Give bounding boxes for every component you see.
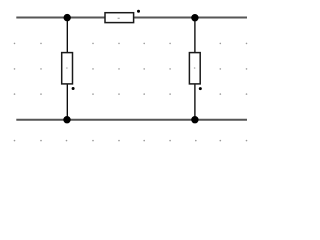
resistor R1 bbox=[105, 10, 140, 23]
wire: left branch bbox=[66, 18, 68, 120]
node: top-right junction bbox=[191, 14, 198, 21]
wire: right branch bbox=[194, 18, 196, 120]
node: bottom-right junction bbox=[191, 116, 198, 123]
node: bottom-left junction bbox=[63, 116, 70, 123]
wire: top rail bbox=[16, 17, 247, 19]
node: top-left junction bbox=[63, 14, 70, 21]
resistor R3 bbox=[189, 53, 201, 91]
wire: bottom rail bbox=[16, 119, 247, 121]
resistor R2 bbox=[62, 53, 75, 90]
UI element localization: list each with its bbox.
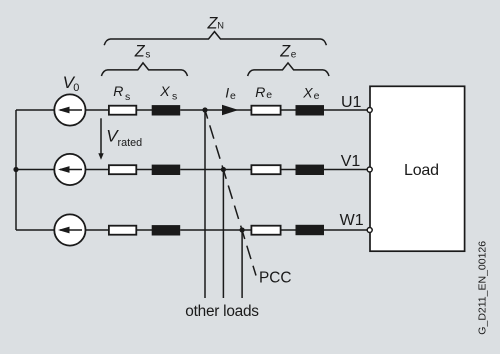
reactor Xs (phase 2): [152, 165, 181, 175]
terminal V1: [367, 167, 372, 172]
voltage source V0 (phase 1): [54, 94, 85, 125]
svg-text:R: R: [113, 83, 123, 99]
wire left bus: [15, 110, 17, 230]
PCC boundary dashed line: [205, 110, 256, 276]
wire row1: Rs to Xs: [137, 109, 152, 111]
load box: [370, 86, 465, 251]
other-loads feeder 2: [222, 170, 224, 299]
wire row2: Re2 to Xe2: [281, 169, 296, 171]
wire row1: Re to Xe: [281, 109, 296, 111]
terminal W1: [367, 228, 372, 233]
reactor Xs (phase 3): [152, 225, 181, 235]
reactor Xe (phase 1): [296, 105, 325, 115]
wire row3: bus to source: [16, 229, 54, 231]
svg-text:V1: V1: [341, 153, 361, 170]
wire row1: source to Rs: [86, 109, 110, 111]
svg-text:0: 0: [73, 82, 79, 94]
brace Ze: [248, 63, 329, 76]
arrow Vrated: [98, 118, 103, 160]
brace Zs: [101, 63, 187, 76]
other-loads feeder 1: [204, 110, 206, 298]
wire row1: bus to source: [16, 109, 54, 111]
reactor Xe (phase 3): [296, 225, 325, 235]
voltage source (phase 2): [54, 154, 85, 185]
svg-text:Load: Load: [404, 162, 439, 179]
svg-text:X: X: [159, 83, 170, 99]
reactor Xe (phase 2): [296, 165, 325, 175]
wire row2: Rs2 to Xs2: [137, 169, 152, 171]
svg-text:s: s: [145, 50, 150, 61]
wire row3: Rs3 to Xs3: [137, 229, 152, 231]
svg-text:X: X: [302, 84, 313, 100]
wire row3: Xs3 to Re3: [180, 229, 251, 231]
resistor Re: [251, 106, 280, 115]
svg-text:PCC: PCC: [259, 270, 292, 287]
wire row3: source to Rs3: [86, 229, 110, 231]
current arrow Ie: [222, 105, 239, 116]
resistor Rs (phase 3): [109, 226, 136, 235]
wire row2: bus to source: [16, 169, 54, 171]
svg-text:U1: U1: [341, 94, 362, 111]
resistor Rs: [109, 106, 136, 115]
wire row2: source to Rs2: [86, 169, 110, 171]
node PCC phase 1 (junction dot): [202, 107, 207, 112]
svg-text:e: e: [230, 90, 236, 102]
svg-text:s: s: [172, 90, 177, 102]
svg-text:e: e: [314, 90, 320, 102]
svg-text:R: R: [255, 84, 265, 100]
node PCC phase 2 (junction dot): [221, 167, 226, 172]
node PCC phase 3 (junction dot): [240, 227, 245, 232]
wire row2: Xs2 to Re2: [180, 169, 251, 171]
voltage source (phase 3): [54, 214, 85, 245]
svg-text:e: e: [291, 50, 297, 61]
svg-text:rated: rated: [118, 137, 143, 149]
resistor Re (phase 2): [251, 165, 280, 174]
svg-text:N: N: [217, 21, 224, 31]
wire row3: Re3 to Xe3: [281, 229, 296, 231]
resistor Re (phase 3): [251, 226, 280, 235]
svg-text:I: I: [225, 85, 229, 101]
terminal U1: [367, 108, 372, 113]
svg-text:Z: Z: [134, 43, 146, 61]
wire row2: Xe2 to terminal V1: [324, 169, 367, 171]
junction dot left bus: [13, 167, 18, 172]
svg-text:s: s: [125, 91, 130, 103]
svg-text:Z: Z: [279, 43, 291, 61]
resistor Rs (phase 2): [109, 165, 136, 174]
svg-text:W1: W1: [340, 212, 364, 229]
wire row1: Xe to terminal U1: [324, 109, 367, 111]
brace ZN: [104, 32, 326, 46]
svg-text:other loads: other loads: [185, 303, 259, 320]
wire row3: Xe3 to terminal W1: [324, 229, 367, 231]
wire row1: Xs to Re: [180, 109, 251, 111]
svg-text:G_D211_EN_00126: G_D211_EN_00126: [477, 241, 489, 335]
other-loads feeder 3: [241, 230, 243, 298]
svg-text:e: e: [266, 89, 272, 101]
reactor Xs (phase 1): [152, 105, 181, 115]
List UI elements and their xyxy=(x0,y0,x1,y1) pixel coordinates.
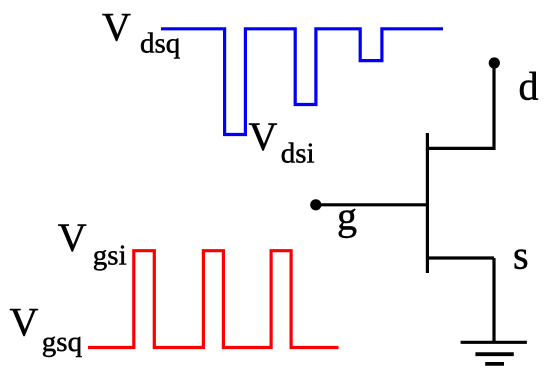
label Vgsi xyxy=(58,215,127,272)
svg-text:s: s xyxy=(513,233,529,278)
svg-text:V: V xyxy=(58,215,87,260)
label Vgsq xyxy=(10,299,83,358)
svg-text:V: V xyxy=(102,5,131,50)
svg-text:gsi: gsi xyxy=(93,240,127,272)
transistor Q1 drain tap wire xyxy=(427,147,494,150)
label Vdsi xyxy=(249,114,315,169)
svg-text:gsq: gsq xyxy=(42,326,82,358)
node d terminal dot xyxy=(489,57,500,68)
svg-text:V: V xyxy=(249,114,278,159)
wire source to ground xyxy=(492,258,495,342)
svg-text:V: V xyxy=(10,299,39,344)
svg-text:d: d xyxy=(519,64,539,109)
transistor Q1 source tap wire xyxy=(427,256,494,259)
wire drain lead xyxy=(492,63,495,150)
svg-text:dsi: dsi xyxy=(281,137,315,169)
Vds drain-voltage waveform (blue) xyxy=(161,29,443,135)
transistor Q1 channel bar xyxy=(426,133,429,273)
wire gate lead xyxy=(316,203,428,206)
label Vdsq xyxy=(102,5,180,60)
Vgs gate-voltage waveform (red) xyxy=(88,251,339,348)
ground xyxy=(461,342,527,364)
svg-text:g: g xyxy=(337,194,357,239)
svg-text:dsq: dsq xyxy=(140,27,180,59)
node g terminal dot xyxy=(310,199,321,210)
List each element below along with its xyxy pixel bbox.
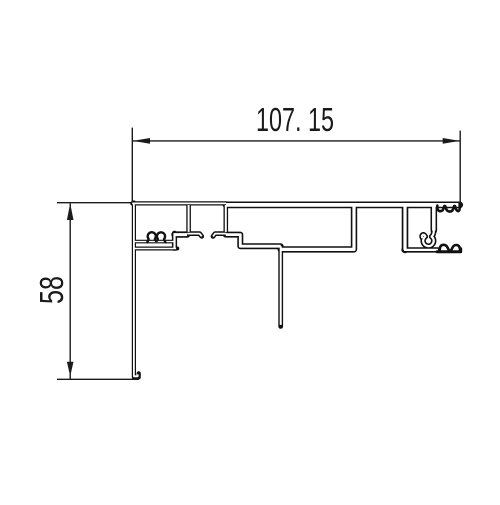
bottom interlock hook xyxy=(440,245,460,252)
left leg hollow xyxy=(134,203,138,377)
bottom base line right xyxy=(437,249,461,252)
stub down xyxy=(172,233,177,248)
bead groove bottom (left of wall1) xyxy=(175,231,188,237)
top wall right xyxy=(226,201,460,208)
top interlock hook xyxy=(437,203,459,211)
arrowhead right xyxy=(443,138,460,144)
top wall left xyxy=(132,201,226,205)
arrowhead left xyxy=(133,138,150,144)
screw boss hollow xyxy=(422,230,434,246)
lower shelf right + wall up xyxy=(281,206,354,249)
box left wall hollow xyxy=(403,206,406,250)
top tick xyxy=(57,202,132,204)
cell1 baseline hollow xyxy=(134,241,175,243)
arrowhead down xyxy=(67,362,74,376)
top wall left hollow xyxy=(132,202,226,204)
top wall right hollow xyxy=(226,203,460,207)
fin xyxy=(278,246,283,326)
box bottom hollow xyxy=(404,249,438,251)
vertical dimension line xyxy=(69,204,71,380)
outer bottom wall left xyxy=(134,247,177,251)
wall1 foot hollow xyxy=(187,234,202,237)
right extension line xyxy=(459,131,461,204)
box left wall xyxy=(402,206,409,250)
cell1 baseline xyxy=(134,240,175,244)
wall2 hollow xyxy=(225,205,227,232)
shelf, step down, lower shelf to fin xyxy=(226,235,281,247)
lower shelf right hollow xyxy=(281,206,354,249)
bottom tick xyxy=(57,378,139,380)
omega screw channel xyxy=(147,232,165,242)
bead groove bottom hollow xyxy=(175,233,188,236)
left extension line above profile xyxy=(131,128,133,203)
wall2 xyxy=(224,205,229,232)
box bottom xyxy=(404,247,438,252)
box right wall hollow xyxy=(432,206,436,231)
wall2 foot hollow xyxy=(213,234,226,237)
svg-text:58: 58 xyxy=(33,276,70,304)
box right wall xyxy=(430,206,437,231)
fin hollow xyxy=(280,246,282,325)
wall1 xyxy=(186,205,191,232)
outer bottom wall hollow xyxy=(134,248,176,250)
wall2 foot xyxy=(213,234,226,237)
wall1 hollow xyxy=(188,205,190,232)
arrowhead up xyxy=(67,203,74,220)
screw boss C-tube xyxy=(422,230,434,246)
horizontal dimension line xyxy=(133,140,460,142)
svg-text:107. 15: 107. 15 xyxy=(256,101,334,138)
shelf and step hollow xyxy=(226,235,281,247)
stub hollow xyxy=(173,233,175,248)
wall1 foot xyxy=(187,234,202,237)
left leg xyxy=(134,203,139,378)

_ _ _ _ _ _ _

TASK PROMPT:
Starting at the line of the data that contains "label Vgsi xyxy=(58,215,127,272)" and stopping after the line that contains "node d terminal dot xyxy=(489,57,500,68)", convert those lines into a Markdown table with the columns No. and Item. Put a row number in No. and the line in Item, and skip any blank lines.

TASK OUTPUT:
| No. | Item |
|---|---|
| 1 | label Vgsi xyxy=(58,215,127,272) |
| 2 | svg-text:s: s xyxy=(513,233,529,278) |
| 3 | svg-text:V: V xyxy=(58,215,87,260) |
| 4 | label Vgsq xyxy=(10,299,83,358) |
| 5 | svg-text:V: V xyxy=(102,5,131,50) |
| 6 | svg-text:gsi: gsi xyxy=(93,240,127,272) |
| 7 | transistor Q1 drain tap wire xyxy=(427,147,494,150) |
| 8 | label Vdsi xyxy=(249,114,315,169) |
| 9 | svg-text:gsq: gsq xyxy=(42,326,82,358) |
| 10 | node d terminal dot xyxy=(489,57,500,68) |